» **GIVEN DATA**
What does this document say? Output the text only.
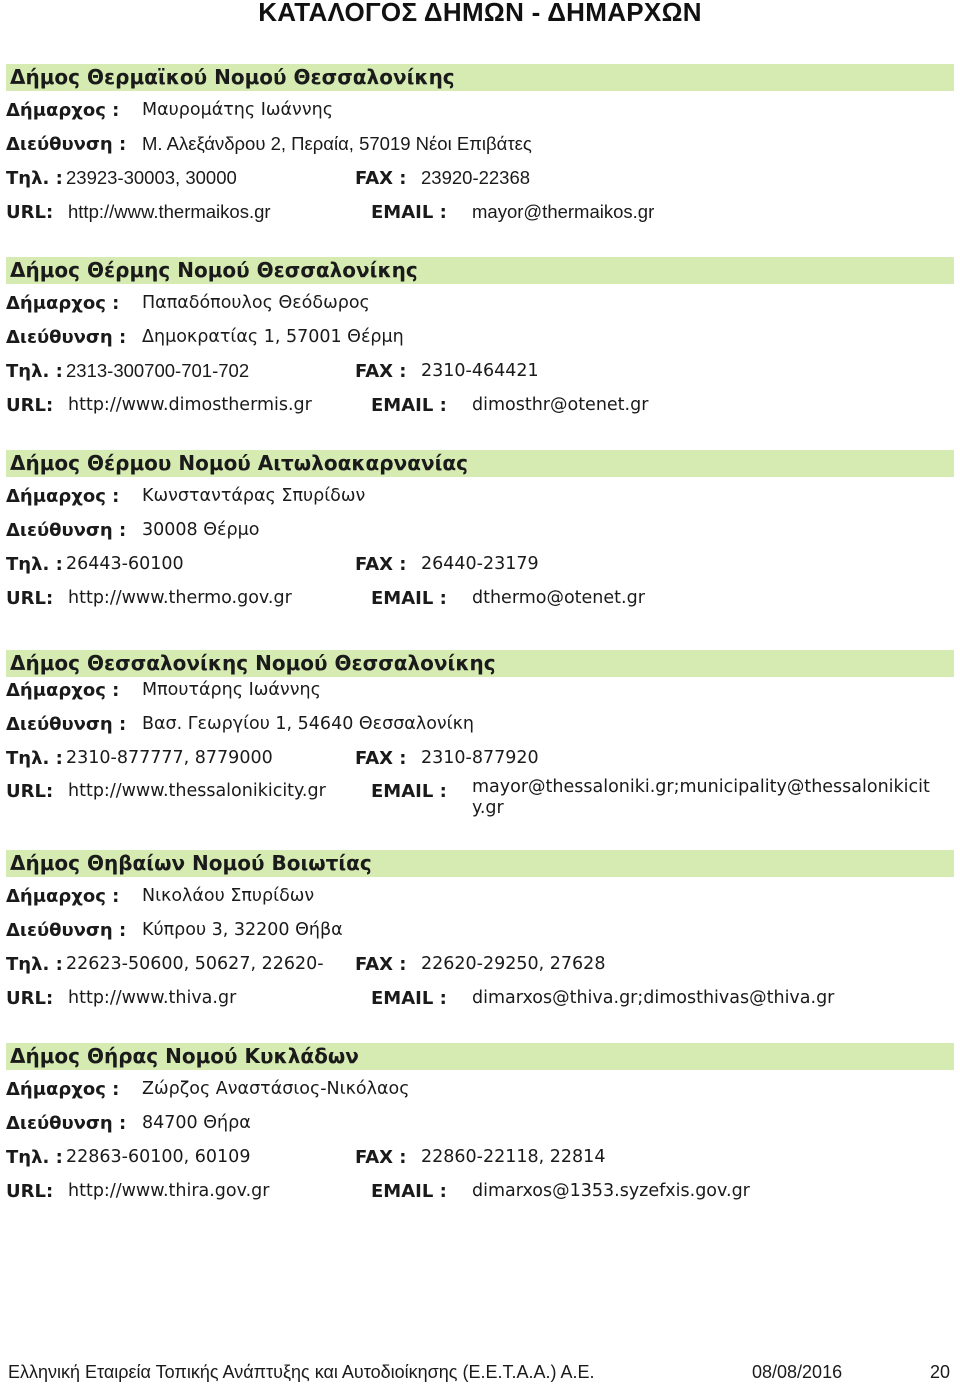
ΚΑΤΑΛΟΓΟΣ ΔΗΜΩΝ - ΔΗΜΑΡΧΩΝ
Δήμος Θερμαϊκού Νομού Θεσσαλονίκης
Δήμαρχος : Μαυρομάτης Ιωάννης
Διεύθυνση : Μ. Αλεξάνδρου 2, Περαία, 57019 Νέοι Επιβάτες
Τηλ. : 23923-30003, 30000	FAX : 23920-22368
URL: http://www.thermaikos.gr	EMAIL : mayor@thermaikos.gr
Δήμος Θέρμης Νομού Θεσσαλονίκης
Δήμαρχος : Παπαδόπουλος Θεόδωρος
Διεύθυνση : Δημοκρατίας 1, 57001 Θέρμη
Τηλ. : 2313-300700-701-702	FAX : 2310-464421
URL: http://www.dimosthermis.gr	EMAIL : dimosthr@otenet.gr
Δήμος Θέρμου Νομού Αιτωλοακαρνανίας
Δήμαρχος : Κωνσταντάρας Σπυρίδων
Διεύθυνση : 30008 Θέρμο
Τηλ. : 26443-60100	FAX : 26440-23179
URL: http://www.thermo.gov.gr	EMAIL : dthermo@otenet.gr
Δήμος Θεσσαλονίκης Νομού Θεσσαλονίκης
Δήμαρχος : Μπουτάρης Ιωάννης
Διεύθυνση : Βασ. Γεωργίου 1, 54640 Θεσσαλονίκη
Τηλ. : 2310-877777, 8779000	FAX : 2310-877920
URL: http://www.thessalonikicity.gr	EMAIL : mayor@thessaloniki.gr;municipality@thessalonikicit
y.gr
Δήμος Θηβαίων Νομού Βοιωτίας
Δήμαρχος : Νικολάου Σπυρίδων
Διεύθυνση : Κύπρου 3, 32200 Θήβα
Τηλ. : 22623-50600, 50627, 22620- FAX : 22620-29250, 27628
URL: http://www.thiva.gr	EMAIL : dimarxos@thiva.gr;dimosthivas@thiva.gr
Δήμος Θήρας Νομού Κυκλάδων
Δήμαρχος : Ζώρζος Αναστάσιος-Νικόλαος
Διεύθυνση : 84700 Θήρα
Τηλ. : 22863-60100, 60109	FAX : 22860-22118, 22814
URL: http://www.thira.gov.gr	EMAIL : dimarxos@1353.syzefxis.gov.gr
Ελληνική Εταιρεία Τοπικής Ανάπτυξης και Αυτοδιοίκησης (Ε.Ε.Τ.Α.Α.) Α.Ε.	08/08/2016	20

» **WHAT YOU HAVE TO DO**
Restate the entire listing word for word, excluding pictures.

» **EXERCISE SOLUTION**
What does this document say? Output the text only.
ΚΑΤΑΛΟΓΟΣ ΔΗΜΩΝ - ΔΗΜΑΡΧΩΝ
Δήμος Θερμαϊκού Νομού Θεσσαλονίκης
Δήμαρχος : Μαυρομάτης Ιωάννης
Διεύθυνση : Μ. Αλεξάνδρου 2, Περαία, 57019 Νέοι Επιβάτες
Τηλ. : 23923-30003, 30000	FAX : 23920-22368
URL: http://www.thermaikos.gr	EMAIL : mayor@thermaikos.gr
Δήμος Θέρμης Νομού Θεσσαλονίκης
Δήμαρχος : Παπαδόπουλος Θεόδωρος
Διεύθυνση : Δημοκρατίας 1, 57001 Θέρμη
Τηλ. : 2313-300700-701-702	FAX : 2310-464421
URL: http://www.dimosthermis.gr	EMAIL : dimosthr@otenet.gr
Δήμος Θέρμου Νομού Αιτωλοακαρνανίας
Δήμαρχος : Κωνσταντάρας Σπυρίδων
Διεύθυνση : 30008 Θέρμο
Τηλ. : 26443-60100	FAX : 26440-23179
URL: http://www.thermo.gov.gr	EMAIL : dthermo@otenet.gr
Δήμος Θεσσαλονίκης Νομού Θεσσαλονίκης
Δήμαρχος : Μπουτάρης Ιωάννης
Διεύθυνση : Βασ. Γεωργίου 1, 54640 Θεσσαλονίκη
Τηλ. : 2310-877777, 8779000	FAX : 2310-877920
URL: http://www.thessalonikicity.gr	EMAIL : mayor@thessaloniki.gr;municipality@thessalonikicit
y.gr
Δήμος Θηβαίων Νομού Βοιωτίας
Δήμαρχος : Νικολάου Σπυρίδων
Διεύθυνση : Κύπρου 3, 32200 Θήβα
Τηλ. : 22623-50600, 50627, 22620- FAX : 22620-29250, 27628
URL: http://www.thiva.gr	EMAIL : dimarxos@thiva.gr;dimosthivas@thiva.gr
Δήμος Θήρας Νομού Κυκλάδων
Δήμαρχος : Ζώρζος Αναστάσιος-Νικόλαος
Διεύθυνση : 84700 Θήρα
Τηλ. : 22863-60100, 60109	FAX : 22860-22118, 22814
URL: http://www.thira.gov.gr	EMAIL : dimarxos@1353.syzefxis.gov.gr
Ελληνική Εταιρεία Τοπικής Ανάπτυξης και Αυτοδιοίκησης (Ε.Ε.Τ.Α.Α.) Α.Ε.	08/08/2016	20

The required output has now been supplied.